• [Figure record listings]
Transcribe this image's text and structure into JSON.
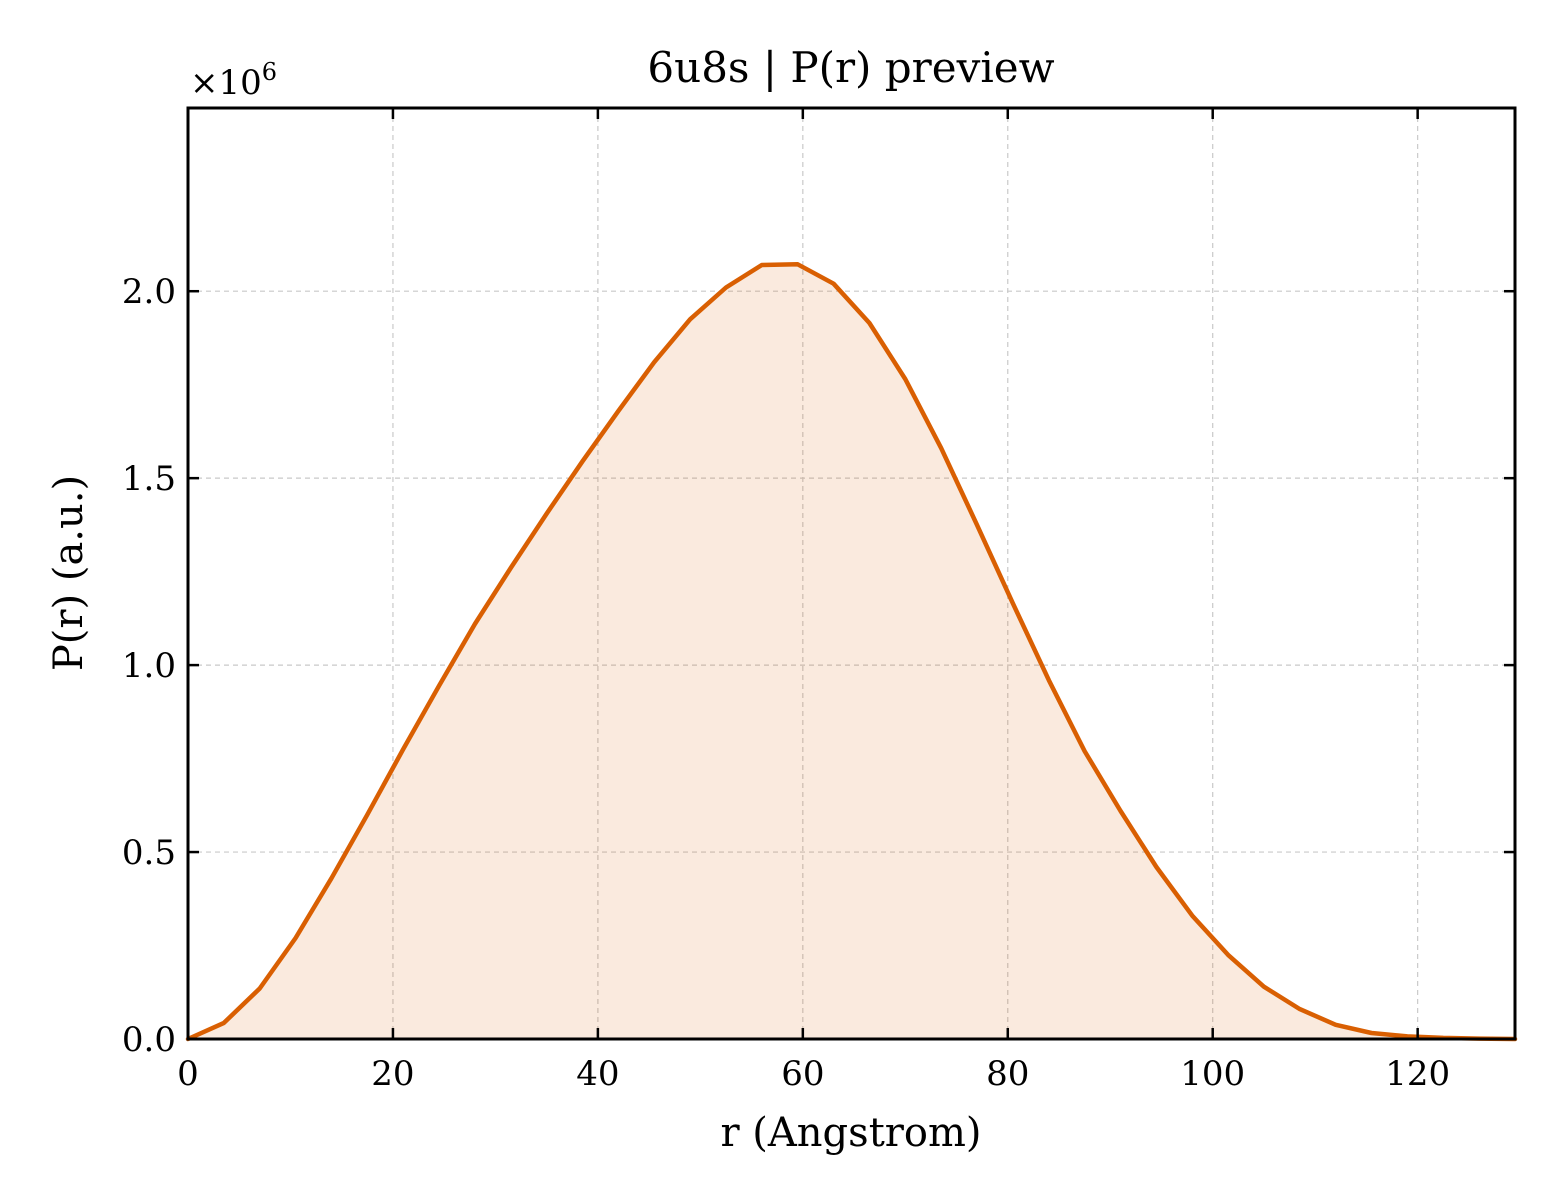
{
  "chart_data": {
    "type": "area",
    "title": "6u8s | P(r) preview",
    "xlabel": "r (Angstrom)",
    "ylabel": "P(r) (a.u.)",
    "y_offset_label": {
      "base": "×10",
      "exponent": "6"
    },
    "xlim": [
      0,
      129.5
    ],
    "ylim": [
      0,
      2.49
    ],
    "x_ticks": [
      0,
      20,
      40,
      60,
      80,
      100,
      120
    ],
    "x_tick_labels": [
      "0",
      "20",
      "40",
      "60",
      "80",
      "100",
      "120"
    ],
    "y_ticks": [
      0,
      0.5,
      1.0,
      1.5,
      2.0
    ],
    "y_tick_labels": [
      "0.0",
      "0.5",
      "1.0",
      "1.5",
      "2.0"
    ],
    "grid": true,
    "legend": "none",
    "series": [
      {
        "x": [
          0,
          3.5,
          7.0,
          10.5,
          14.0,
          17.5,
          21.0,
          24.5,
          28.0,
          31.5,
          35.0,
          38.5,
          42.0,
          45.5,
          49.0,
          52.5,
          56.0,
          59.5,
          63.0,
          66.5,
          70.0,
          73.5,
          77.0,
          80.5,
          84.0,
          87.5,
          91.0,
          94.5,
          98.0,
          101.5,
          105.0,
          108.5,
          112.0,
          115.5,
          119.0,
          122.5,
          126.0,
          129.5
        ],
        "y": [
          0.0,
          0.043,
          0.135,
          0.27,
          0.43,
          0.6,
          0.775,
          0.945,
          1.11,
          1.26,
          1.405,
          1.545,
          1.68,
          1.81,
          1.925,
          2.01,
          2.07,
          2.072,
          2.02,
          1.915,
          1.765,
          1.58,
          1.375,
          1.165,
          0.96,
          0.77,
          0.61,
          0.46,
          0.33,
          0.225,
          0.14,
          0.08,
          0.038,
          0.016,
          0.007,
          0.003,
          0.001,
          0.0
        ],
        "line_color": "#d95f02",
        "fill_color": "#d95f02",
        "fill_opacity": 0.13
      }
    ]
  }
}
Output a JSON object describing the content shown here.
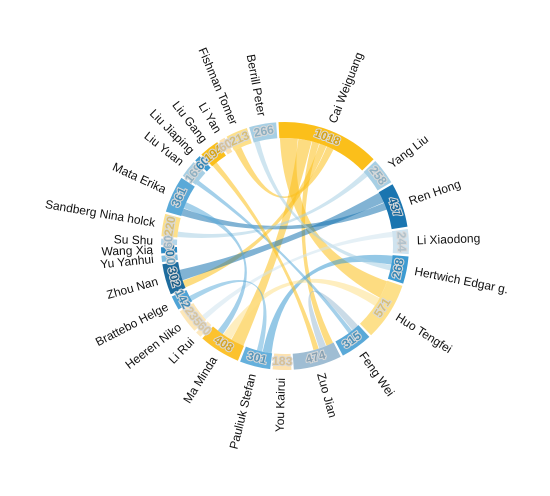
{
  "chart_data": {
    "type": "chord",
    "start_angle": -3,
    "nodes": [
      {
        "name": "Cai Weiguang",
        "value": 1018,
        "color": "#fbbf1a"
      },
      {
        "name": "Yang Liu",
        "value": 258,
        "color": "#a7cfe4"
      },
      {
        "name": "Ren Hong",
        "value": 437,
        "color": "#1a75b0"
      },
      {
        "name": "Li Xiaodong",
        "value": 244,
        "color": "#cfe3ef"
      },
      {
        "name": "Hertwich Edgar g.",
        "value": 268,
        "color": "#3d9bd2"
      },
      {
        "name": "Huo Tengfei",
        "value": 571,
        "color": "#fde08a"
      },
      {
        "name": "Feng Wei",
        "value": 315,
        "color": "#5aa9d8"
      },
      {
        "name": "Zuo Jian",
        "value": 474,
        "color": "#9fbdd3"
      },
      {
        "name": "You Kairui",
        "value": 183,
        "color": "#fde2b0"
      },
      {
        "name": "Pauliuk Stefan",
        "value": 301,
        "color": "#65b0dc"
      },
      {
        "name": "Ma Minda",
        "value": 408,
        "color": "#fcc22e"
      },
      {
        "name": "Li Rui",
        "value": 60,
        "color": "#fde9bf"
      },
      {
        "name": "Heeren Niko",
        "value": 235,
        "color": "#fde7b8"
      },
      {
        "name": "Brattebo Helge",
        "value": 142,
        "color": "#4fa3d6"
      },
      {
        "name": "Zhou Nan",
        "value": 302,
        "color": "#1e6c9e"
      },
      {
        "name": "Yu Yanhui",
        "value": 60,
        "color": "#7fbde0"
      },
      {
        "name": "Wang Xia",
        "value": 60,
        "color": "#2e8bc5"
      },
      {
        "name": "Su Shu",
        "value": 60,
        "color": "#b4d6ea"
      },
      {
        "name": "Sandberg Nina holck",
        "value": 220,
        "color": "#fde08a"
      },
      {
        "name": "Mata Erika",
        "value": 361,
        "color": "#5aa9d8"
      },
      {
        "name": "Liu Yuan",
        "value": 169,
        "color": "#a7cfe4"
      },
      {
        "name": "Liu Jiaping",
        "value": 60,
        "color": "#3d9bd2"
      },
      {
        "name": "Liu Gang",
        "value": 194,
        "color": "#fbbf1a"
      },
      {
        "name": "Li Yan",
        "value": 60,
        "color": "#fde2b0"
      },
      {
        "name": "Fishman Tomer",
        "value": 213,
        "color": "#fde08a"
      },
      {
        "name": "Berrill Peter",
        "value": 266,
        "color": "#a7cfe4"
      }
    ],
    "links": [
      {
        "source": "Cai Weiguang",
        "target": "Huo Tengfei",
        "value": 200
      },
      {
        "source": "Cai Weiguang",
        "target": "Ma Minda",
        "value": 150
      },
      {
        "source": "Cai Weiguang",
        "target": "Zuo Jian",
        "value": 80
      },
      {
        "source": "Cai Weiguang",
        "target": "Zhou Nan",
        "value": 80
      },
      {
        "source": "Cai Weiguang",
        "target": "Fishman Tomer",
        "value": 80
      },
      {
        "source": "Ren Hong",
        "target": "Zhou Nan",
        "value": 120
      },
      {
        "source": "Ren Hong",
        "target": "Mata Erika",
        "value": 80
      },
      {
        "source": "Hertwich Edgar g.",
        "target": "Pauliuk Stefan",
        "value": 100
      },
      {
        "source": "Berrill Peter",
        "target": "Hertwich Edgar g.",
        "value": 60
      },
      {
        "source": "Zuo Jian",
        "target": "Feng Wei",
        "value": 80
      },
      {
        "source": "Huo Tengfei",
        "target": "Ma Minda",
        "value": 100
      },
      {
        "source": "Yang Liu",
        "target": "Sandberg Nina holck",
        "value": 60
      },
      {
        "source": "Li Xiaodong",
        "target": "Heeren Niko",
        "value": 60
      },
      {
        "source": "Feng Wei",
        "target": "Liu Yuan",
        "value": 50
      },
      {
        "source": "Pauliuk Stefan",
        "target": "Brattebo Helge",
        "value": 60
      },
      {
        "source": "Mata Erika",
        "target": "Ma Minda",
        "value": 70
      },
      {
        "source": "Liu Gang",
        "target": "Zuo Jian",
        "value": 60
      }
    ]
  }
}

• [Stated task] List each line in the listing that contains the string "Tengfei".

• [Complete output]
        "name": "Huo Tengfei",
        "target": "Huo Tengfei",
        "source": "Huo Tengfei",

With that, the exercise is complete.